↓
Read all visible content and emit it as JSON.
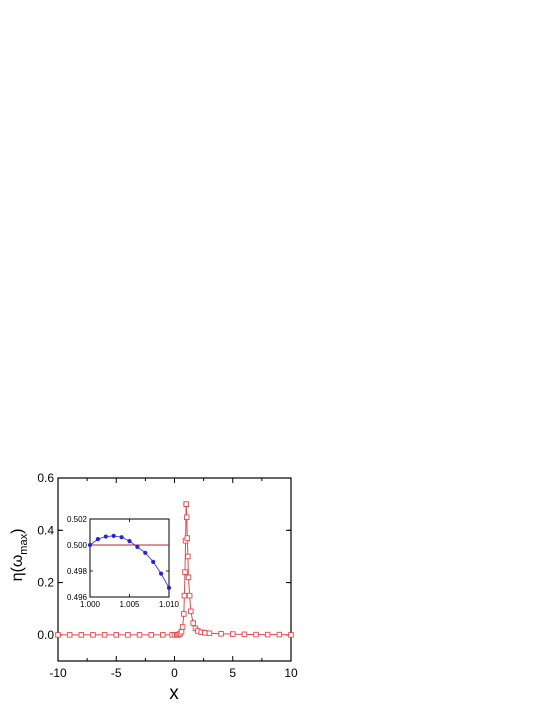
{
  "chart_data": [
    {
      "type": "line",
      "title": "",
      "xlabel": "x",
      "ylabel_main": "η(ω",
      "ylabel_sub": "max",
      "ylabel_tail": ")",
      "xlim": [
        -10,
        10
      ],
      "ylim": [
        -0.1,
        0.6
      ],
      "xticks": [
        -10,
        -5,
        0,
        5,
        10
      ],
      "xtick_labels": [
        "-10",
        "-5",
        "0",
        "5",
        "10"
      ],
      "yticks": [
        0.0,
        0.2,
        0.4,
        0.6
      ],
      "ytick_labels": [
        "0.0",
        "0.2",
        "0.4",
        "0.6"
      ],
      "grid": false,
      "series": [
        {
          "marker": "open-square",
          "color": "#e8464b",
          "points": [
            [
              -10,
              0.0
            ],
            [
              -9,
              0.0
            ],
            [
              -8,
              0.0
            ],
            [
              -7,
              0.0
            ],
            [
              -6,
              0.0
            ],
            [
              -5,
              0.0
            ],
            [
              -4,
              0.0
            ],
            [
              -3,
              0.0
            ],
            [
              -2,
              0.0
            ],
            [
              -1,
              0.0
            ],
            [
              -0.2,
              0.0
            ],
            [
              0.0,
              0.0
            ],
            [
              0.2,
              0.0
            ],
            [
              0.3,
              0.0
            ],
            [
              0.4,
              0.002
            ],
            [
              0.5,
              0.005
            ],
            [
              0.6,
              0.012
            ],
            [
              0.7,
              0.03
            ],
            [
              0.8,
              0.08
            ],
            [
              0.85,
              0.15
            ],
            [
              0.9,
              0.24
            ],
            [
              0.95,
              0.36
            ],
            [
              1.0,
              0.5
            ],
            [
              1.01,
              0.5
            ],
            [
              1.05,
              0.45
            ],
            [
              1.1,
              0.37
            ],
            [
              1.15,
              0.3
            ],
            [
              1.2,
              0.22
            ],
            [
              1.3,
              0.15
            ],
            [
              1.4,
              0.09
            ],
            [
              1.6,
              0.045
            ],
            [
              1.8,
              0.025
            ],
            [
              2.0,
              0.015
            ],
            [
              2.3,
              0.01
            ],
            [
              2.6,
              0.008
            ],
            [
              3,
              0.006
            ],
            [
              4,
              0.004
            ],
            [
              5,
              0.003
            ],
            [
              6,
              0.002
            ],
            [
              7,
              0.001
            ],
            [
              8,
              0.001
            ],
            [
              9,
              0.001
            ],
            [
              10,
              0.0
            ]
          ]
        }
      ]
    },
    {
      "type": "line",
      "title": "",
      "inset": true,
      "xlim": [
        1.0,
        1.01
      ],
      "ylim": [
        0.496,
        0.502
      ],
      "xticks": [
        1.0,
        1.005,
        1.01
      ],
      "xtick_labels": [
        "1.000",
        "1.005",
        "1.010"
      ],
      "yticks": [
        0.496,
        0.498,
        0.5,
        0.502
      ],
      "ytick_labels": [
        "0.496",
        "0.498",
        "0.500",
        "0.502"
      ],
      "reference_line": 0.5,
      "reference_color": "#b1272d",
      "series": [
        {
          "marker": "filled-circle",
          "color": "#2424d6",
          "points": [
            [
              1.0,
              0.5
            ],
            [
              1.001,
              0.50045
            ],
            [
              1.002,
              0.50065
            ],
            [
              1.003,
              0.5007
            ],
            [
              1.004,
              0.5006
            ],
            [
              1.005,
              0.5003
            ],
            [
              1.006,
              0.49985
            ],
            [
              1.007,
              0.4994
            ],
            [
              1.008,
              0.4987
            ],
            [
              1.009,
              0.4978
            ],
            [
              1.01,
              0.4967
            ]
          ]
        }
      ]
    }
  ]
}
↑
* What the task requires *
Reproduce the whole listing word for word, setting aside any pictures.

* Output for this task *
Read all visible content and emit it as JSON.
{
  "chart_data": [
    {
      "type": "line",
      "title": "",
      "xlabel": "x",
      "ylabel_main": "η(ω",
      "ylabel_sub": "max",
      "ylabel_tail": ")",
      "xlim": [
        -10,
        10
      ],
      "ylim": [
        -0.1,
        0.6
      ],
      "xticks": [
        -10,
        -5,
        0,
        5,
        10
      ],
      "xtick_labels": [
        "-10",
        "-5",
        "0",
        "5",
        "10"
      ],
      "yticks": [
        0.0,
        0.2,
        0.4,
        0.6
      ],
      "ytick_labels": [
        "0.0",
        "0.2",
        "0.4",
        "0.6"
      ],
      "grid": false,
      "series": [
        {
          "marker": "open-square",
          "color": "#e8464b",
          "points": [
            [
              -10,
              0.0
            ],
            [
              -9,
              0.0
            ],
            [
              -8,
              0.0
            ],
            [
              -7,
              0.0
            ],
            [
              -6,
              0.0
            ],
            [
              -5,
              0.0
            ],
            [
              -4,
              0.0
            ],
            [
              -3,
              0.0
            ],
            [
              -2,
              0.0
            ],
            [
              -1,
              0.0
            ],
            [
              -0.2,
              0.0
            ],
            [
              0.0,
              0.0
            ],
            [
              0.2,
              0.0
            ],
            [
              0.3,
              0.0
            ],
            [
              0.4,
              0.002
            ],
            [
              0.5,
              0.005
            ],
            [
              0.6,
              0.012
            ],
            [
              0.7,
              0.03
            ],
            [
              0.8,
              0.08
            ],
            [
              0.85,
              0.15
            ],
            [
              0.9,
              0.24
            ],
            [
              0.95,
              0.36
            ],
            [
              1.0,
              0.5
            ],
            [
              1.01,
              0.5
            ],
            [
              1.05,
              0.45
            ],
            [
              1.1,
              0.37
            ],
            [
              1.15,
              0.3
            ],
            [
              1.2,
              0.22
            ],
            [
              1.3,
              0.15
            ],
            [
              1.4,
              0.09
            ],
            [
              1.6,
              0.045
            ],
            [
              1.8,
              0.025
            ],
            [
              2.0,
              0.015
            ],
            [
              2.3,
              0.01
            ],
            [
              2.6,
              0.008
            ],
            [
              3,
              0.006
            ],
            [
              4,
              0.004
            ],
            [
              5,
              0.003
            ],
            [
              6,
              0.002
            ],
            [
              7,
              0.001
            ],
            [
              8,
              0.001
            ],
            [
              9,
              0.001
            ],
            [
              10,
              0.0
            ]
          ]
        }
      ]
    },
    {
      "type": "line",
      "title": "",
      "inset": true,
      "xlim": [
        1.0,
        1.01
      ],
      "ylim": [
        0.496,
        0.502
      ],
      "xticks": [
        1.0,
        1.005,
        1.01
      ],
      "xtick_labels": [
        "1.000",
        "1.005",
        "1.010"
      ],
      "yticks": [
        0.496,
        0.498,
        0.5,
        0.502
      ],
      "ytick_labels": [
        "0.496",
        "0.498",
        "0.500",
        "0.502"
      ],
      "reference_line": 0.5,
      "reference_color": "#b1272d",
      "series": [
        {
          "marker": "filled-circle",
          "color": "#2424d6",
          "points": [
            [
              1.0,
              0.5
            ],
            [
              1.001,
              0.50045
            ],
            [
              1.002,
              0.50065
            ],
            [
              1.003,
              0.5007
            ],
            [
              1.004,
              0.5006
            ],
            [
              1.005,
              0.5003
            ],
            [
              1.006,
              0.49985
            ],
            [
              1.007,
              0.4994
            ],
            [
              1.008,
              0.4987
            ],
            [
              1.009,
              0.4978
            ],
            [
              1.01,
              0.4967
            ]
          ]
        }
      ]
    }
  ]
}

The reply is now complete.